───── Records supplied

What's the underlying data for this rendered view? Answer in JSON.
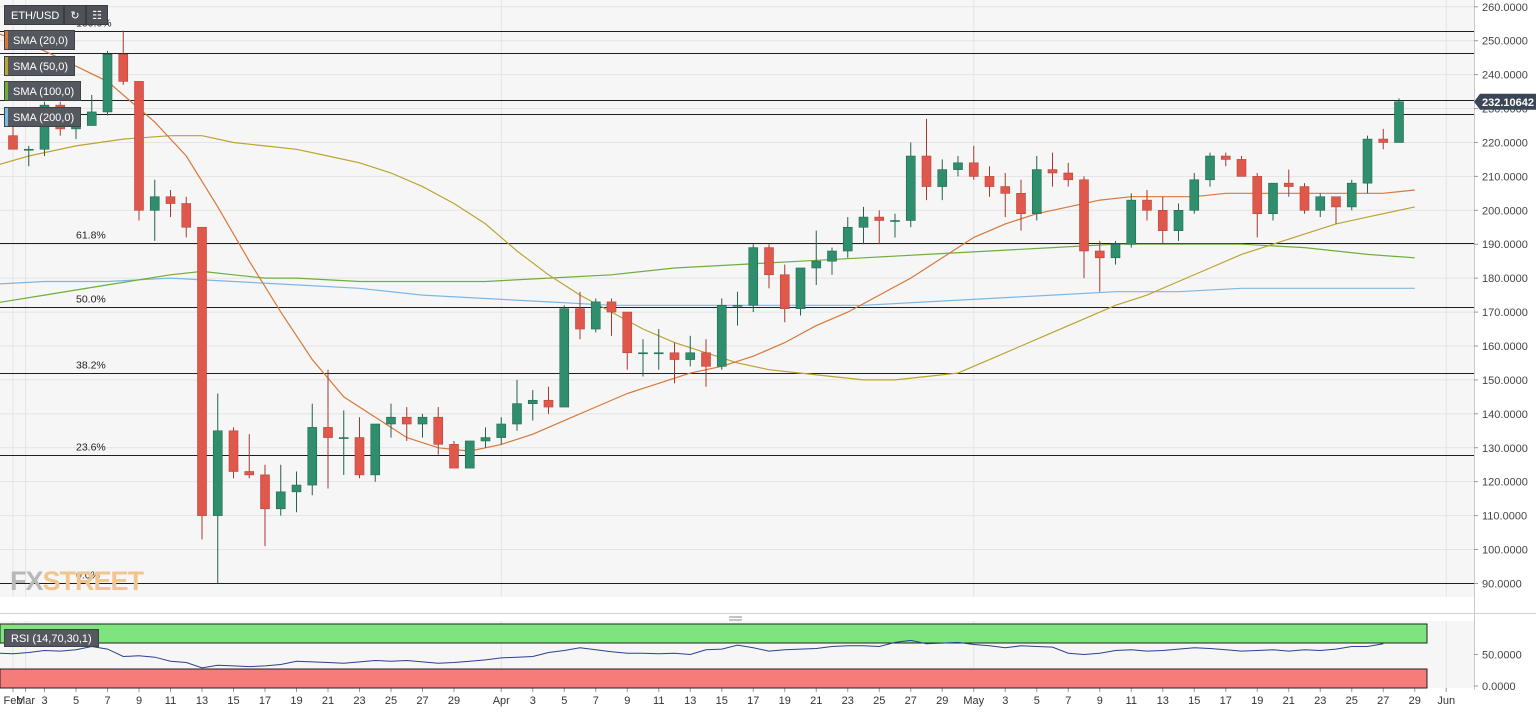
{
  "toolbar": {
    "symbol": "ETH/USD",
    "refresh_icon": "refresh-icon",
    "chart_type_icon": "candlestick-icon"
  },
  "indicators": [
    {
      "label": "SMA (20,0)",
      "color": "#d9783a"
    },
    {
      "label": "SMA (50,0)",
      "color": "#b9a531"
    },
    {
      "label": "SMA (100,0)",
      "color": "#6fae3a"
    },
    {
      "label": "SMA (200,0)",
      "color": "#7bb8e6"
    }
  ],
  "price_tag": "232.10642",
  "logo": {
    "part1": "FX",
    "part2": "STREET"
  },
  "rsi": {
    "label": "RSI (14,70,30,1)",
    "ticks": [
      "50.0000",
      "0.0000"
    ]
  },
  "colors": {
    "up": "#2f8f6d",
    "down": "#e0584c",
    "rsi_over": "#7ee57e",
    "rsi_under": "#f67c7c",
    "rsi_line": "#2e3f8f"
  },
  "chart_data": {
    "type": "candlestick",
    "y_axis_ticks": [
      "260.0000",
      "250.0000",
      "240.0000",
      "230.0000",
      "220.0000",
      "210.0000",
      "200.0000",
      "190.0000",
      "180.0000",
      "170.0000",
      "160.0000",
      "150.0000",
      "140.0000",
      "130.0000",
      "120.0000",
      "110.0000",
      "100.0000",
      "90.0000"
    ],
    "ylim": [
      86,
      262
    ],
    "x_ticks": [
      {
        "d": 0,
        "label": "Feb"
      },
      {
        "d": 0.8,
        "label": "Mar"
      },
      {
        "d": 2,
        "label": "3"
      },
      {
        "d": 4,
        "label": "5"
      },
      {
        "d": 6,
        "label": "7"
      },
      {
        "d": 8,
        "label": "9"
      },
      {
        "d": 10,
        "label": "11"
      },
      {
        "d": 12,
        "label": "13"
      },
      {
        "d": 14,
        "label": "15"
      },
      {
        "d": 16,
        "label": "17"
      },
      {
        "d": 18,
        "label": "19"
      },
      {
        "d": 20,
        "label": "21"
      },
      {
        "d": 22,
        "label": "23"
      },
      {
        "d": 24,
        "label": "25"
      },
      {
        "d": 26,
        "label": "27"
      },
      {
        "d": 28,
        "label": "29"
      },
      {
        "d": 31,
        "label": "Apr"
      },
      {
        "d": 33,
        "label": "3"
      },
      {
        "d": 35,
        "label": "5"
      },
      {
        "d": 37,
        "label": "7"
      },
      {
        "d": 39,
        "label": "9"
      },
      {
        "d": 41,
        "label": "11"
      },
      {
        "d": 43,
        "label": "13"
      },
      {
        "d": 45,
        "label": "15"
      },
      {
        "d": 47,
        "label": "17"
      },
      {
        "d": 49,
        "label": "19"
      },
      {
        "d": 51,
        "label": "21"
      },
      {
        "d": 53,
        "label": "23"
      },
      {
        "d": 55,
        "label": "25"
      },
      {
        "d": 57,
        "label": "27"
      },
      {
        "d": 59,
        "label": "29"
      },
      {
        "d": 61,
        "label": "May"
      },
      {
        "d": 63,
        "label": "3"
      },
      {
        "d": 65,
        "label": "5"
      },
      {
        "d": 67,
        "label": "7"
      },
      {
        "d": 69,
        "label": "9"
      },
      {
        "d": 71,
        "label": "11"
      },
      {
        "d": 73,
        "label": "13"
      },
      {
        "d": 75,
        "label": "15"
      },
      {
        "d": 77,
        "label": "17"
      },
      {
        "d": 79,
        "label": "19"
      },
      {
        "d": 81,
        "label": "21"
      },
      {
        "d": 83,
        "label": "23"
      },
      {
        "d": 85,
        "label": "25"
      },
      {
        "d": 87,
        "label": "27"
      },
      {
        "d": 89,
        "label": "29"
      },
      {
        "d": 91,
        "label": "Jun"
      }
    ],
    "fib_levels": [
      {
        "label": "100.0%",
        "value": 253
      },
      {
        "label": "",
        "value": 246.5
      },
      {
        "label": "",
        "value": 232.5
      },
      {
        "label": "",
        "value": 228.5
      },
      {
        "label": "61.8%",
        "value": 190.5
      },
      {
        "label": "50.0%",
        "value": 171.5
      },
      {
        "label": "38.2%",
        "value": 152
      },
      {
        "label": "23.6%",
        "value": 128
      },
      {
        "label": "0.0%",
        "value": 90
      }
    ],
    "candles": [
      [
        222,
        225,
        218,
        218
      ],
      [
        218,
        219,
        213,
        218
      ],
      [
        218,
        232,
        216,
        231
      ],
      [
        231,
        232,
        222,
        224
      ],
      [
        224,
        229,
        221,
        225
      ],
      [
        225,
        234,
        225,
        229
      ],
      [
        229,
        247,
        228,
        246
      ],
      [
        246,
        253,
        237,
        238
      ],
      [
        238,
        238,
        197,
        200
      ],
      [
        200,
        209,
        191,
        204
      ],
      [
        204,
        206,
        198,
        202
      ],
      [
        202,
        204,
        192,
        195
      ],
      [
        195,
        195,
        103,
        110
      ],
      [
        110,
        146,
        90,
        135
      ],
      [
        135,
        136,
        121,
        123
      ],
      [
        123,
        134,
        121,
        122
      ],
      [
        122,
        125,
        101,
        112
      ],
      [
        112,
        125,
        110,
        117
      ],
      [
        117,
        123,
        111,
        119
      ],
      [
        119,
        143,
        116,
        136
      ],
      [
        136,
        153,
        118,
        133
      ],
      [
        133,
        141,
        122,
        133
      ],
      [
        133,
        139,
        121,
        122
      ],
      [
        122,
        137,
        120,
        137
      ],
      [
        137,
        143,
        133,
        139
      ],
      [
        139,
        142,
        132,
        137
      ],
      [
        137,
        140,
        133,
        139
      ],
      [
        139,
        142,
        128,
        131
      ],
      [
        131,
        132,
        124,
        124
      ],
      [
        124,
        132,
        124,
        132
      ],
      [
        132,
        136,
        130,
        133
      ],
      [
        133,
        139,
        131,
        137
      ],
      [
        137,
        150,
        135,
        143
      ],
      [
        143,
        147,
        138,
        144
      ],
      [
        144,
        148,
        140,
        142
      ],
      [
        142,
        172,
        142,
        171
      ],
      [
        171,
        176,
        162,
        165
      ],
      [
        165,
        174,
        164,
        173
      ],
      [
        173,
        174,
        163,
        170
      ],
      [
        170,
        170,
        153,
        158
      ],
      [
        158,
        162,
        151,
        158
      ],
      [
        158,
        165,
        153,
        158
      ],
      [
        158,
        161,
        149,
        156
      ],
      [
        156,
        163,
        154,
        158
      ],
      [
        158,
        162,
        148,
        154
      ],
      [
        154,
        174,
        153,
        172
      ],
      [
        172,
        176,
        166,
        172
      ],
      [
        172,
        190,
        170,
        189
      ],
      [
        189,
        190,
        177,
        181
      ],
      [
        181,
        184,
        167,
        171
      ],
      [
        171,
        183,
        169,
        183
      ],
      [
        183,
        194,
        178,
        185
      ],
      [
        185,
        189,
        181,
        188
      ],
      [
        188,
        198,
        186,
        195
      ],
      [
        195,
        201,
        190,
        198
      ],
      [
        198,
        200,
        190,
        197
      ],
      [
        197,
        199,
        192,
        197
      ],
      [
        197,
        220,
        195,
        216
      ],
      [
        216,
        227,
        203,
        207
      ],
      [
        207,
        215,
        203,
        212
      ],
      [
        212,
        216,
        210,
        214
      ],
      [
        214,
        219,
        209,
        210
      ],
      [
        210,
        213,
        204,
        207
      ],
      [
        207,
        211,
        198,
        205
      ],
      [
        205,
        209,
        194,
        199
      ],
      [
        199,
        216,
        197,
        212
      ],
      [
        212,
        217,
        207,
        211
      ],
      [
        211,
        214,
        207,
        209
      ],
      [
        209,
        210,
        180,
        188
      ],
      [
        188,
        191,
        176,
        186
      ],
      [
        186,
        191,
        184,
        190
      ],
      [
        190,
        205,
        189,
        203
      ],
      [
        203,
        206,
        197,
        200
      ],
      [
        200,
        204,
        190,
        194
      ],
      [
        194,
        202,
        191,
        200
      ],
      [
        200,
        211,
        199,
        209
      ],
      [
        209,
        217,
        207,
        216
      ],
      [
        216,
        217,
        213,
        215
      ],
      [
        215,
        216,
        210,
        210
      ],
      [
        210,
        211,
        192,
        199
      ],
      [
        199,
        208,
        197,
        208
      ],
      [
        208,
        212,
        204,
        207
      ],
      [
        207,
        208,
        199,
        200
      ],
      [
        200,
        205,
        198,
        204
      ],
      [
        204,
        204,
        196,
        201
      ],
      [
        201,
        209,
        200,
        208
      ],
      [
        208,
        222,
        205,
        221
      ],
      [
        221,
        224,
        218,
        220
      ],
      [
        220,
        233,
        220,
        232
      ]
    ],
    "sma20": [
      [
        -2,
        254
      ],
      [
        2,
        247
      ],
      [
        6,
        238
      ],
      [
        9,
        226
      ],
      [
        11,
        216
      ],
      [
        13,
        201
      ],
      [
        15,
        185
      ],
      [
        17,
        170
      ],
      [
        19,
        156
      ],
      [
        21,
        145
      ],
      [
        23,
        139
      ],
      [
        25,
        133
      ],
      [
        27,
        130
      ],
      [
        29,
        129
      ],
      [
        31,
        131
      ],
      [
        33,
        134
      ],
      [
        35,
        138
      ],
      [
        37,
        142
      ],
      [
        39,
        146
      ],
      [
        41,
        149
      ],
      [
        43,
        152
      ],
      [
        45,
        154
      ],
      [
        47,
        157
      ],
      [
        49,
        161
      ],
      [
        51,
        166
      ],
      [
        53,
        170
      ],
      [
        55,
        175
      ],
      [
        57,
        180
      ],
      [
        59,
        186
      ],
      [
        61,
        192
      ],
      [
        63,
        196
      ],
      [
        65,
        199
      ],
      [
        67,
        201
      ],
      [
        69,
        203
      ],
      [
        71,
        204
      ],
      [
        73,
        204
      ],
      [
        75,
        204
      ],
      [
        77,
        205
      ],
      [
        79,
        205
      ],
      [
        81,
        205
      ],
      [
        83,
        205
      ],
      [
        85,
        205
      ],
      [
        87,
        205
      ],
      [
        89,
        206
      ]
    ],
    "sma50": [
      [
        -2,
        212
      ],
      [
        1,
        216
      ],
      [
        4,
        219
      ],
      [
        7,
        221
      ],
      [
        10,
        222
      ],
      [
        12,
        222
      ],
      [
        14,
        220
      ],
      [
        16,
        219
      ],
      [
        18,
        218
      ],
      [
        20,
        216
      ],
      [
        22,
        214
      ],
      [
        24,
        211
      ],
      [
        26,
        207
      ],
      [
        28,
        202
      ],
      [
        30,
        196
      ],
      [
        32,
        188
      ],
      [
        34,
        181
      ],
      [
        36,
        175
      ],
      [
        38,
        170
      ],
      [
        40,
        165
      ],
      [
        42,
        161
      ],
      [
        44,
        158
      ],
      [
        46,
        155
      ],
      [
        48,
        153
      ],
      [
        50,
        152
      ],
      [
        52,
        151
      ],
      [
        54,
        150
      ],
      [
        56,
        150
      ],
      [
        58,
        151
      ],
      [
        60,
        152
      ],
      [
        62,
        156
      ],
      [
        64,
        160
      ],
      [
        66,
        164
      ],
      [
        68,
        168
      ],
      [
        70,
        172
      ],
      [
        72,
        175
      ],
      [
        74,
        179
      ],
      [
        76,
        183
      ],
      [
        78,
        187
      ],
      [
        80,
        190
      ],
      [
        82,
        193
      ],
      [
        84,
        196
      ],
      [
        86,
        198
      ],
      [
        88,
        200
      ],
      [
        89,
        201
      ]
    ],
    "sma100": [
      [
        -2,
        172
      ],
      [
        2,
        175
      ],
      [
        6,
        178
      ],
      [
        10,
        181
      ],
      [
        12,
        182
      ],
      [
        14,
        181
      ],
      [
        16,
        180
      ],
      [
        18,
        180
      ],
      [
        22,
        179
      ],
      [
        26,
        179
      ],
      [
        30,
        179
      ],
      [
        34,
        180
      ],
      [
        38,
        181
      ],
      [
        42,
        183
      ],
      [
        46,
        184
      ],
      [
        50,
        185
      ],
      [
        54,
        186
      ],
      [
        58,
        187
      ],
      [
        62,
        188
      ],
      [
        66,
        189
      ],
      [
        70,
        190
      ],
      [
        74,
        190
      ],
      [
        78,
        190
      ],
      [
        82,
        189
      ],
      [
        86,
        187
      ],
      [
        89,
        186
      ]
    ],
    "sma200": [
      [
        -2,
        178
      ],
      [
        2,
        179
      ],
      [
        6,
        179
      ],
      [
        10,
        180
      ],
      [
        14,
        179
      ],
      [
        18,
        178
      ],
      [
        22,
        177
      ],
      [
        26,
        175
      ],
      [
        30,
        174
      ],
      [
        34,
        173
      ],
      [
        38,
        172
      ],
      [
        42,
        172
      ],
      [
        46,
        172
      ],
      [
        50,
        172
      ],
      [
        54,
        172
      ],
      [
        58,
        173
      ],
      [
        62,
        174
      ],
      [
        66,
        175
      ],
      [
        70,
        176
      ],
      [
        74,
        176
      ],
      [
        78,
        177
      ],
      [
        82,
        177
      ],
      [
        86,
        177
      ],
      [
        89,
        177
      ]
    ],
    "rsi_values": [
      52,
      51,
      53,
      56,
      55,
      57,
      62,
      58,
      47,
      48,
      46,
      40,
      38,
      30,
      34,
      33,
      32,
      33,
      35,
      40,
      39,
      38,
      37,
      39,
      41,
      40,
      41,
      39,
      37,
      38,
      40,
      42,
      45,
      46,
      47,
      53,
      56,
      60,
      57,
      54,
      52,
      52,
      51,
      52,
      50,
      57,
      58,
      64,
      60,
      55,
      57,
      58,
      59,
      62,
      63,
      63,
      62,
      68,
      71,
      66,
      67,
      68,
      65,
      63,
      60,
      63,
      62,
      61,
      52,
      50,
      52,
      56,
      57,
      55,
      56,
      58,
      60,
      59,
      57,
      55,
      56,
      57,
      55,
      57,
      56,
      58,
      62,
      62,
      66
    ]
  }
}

──────────
───── Records supplied

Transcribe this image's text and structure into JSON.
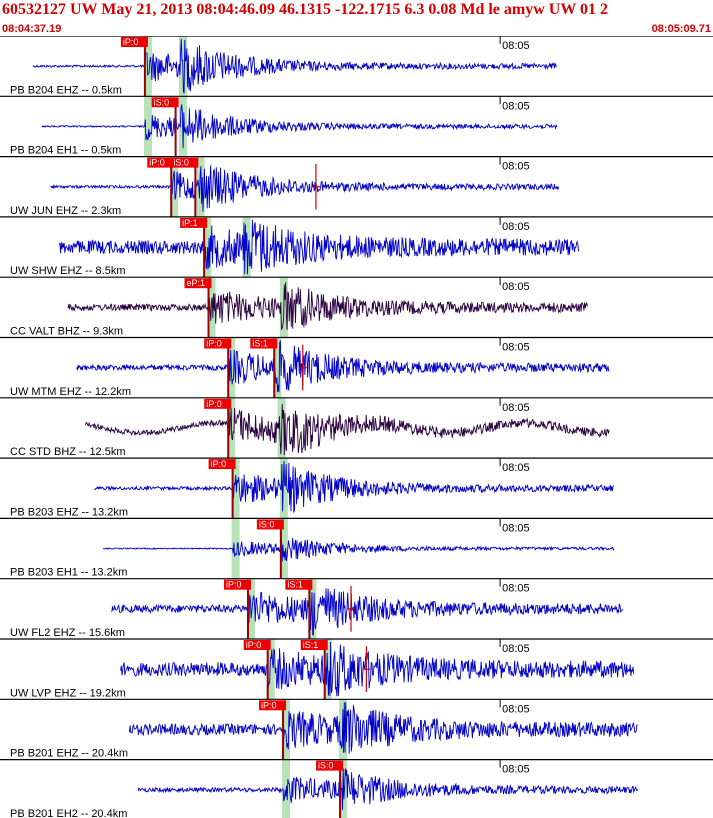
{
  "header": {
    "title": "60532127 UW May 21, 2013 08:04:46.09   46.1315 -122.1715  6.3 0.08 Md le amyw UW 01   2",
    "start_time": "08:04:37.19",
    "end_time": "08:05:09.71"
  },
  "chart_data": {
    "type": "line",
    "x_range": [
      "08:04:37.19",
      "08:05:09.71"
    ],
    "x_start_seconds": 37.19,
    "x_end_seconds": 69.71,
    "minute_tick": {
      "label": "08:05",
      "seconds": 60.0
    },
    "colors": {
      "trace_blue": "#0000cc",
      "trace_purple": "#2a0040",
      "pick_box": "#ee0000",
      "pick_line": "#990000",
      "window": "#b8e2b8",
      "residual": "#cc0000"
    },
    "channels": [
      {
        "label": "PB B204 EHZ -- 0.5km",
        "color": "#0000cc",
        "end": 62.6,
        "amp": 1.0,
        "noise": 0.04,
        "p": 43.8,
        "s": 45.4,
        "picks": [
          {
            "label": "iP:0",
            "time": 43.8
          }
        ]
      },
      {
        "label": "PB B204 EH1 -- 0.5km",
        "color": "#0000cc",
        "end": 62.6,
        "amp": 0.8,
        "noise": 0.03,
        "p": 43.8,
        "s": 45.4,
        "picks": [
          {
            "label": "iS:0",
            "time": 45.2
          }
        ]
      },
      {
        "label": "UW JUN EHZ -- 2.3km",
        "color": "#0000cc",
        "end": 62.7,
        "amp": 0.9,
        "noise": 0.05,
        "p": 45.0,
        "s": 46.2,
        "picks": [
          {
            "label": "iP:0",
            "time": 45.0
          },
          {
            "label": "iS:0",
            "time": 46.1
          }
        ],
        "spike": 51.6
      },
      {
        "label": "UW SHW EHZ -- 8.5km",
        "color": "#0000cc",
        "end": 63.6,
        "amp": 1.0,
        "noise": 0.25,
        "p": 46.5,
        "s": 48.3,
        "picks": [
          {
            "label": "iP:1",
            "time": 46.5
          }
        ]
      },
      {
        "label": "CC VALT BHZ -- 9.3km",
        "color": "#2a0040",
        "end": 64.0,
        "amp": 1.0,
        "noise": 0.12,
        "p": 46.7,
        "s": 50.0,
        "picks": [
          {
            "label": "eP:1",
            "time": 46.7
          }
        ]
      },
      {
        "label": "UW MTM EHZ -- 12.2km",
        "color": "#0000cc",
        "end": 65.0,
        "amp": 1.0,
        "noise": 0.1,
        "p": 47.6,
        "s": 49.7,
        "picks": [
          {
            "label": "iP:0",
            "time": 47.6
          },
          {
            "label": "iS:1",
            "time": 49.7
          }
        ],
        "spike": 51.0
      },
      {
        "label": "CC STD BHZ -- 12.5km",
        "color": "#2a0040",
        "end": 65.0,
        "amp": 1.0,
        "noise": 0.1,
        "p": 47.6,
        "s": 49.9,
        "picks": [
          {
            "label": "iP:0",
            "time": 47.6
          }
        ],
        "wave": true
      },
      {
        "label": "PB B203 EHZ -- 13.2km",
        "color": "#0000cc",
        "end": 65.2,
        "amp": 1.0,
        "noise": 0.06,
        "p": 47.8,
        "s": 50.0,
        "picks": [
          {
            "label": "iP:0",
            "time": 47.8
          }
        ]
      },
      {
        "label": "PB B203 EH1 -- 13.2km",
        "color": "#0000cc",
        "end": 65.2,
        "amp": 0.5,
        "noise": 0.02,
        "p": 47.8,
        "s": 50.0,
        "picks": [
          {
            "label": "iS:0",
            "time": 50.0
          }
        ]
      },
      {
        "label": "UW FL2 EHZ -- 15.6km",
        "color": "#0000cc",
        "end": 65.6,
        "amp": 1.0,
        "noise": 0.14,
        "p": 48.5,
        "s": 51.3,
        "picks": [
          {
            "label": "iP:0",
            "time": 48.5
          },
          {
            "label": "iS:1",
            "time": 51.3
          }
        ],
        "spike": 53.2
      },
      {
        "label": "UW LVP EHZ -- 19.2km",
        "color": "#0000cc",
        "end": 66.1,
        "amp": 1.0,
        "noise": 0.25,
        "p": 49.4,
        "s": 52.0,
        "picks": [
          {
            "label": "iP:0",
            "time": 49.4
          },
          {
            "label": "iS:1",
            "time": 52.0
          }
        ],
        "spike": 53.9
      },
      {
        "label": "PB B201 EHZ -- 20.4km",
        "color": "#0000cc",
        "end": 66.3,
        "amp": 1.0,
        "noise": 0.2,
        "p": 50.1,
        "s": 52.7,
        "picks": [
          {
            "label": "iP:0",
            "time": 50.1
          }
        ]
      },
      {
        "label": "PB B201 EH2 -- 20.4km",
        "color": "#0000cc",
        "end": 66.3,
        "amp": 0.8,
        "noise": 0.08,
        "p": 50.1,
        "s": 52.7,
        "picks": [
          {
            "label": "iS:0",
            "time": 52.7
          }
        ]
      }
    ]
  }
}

──────────

#### Task
State the number of lines that contain the string "icon", with no other words.

#### Response below
2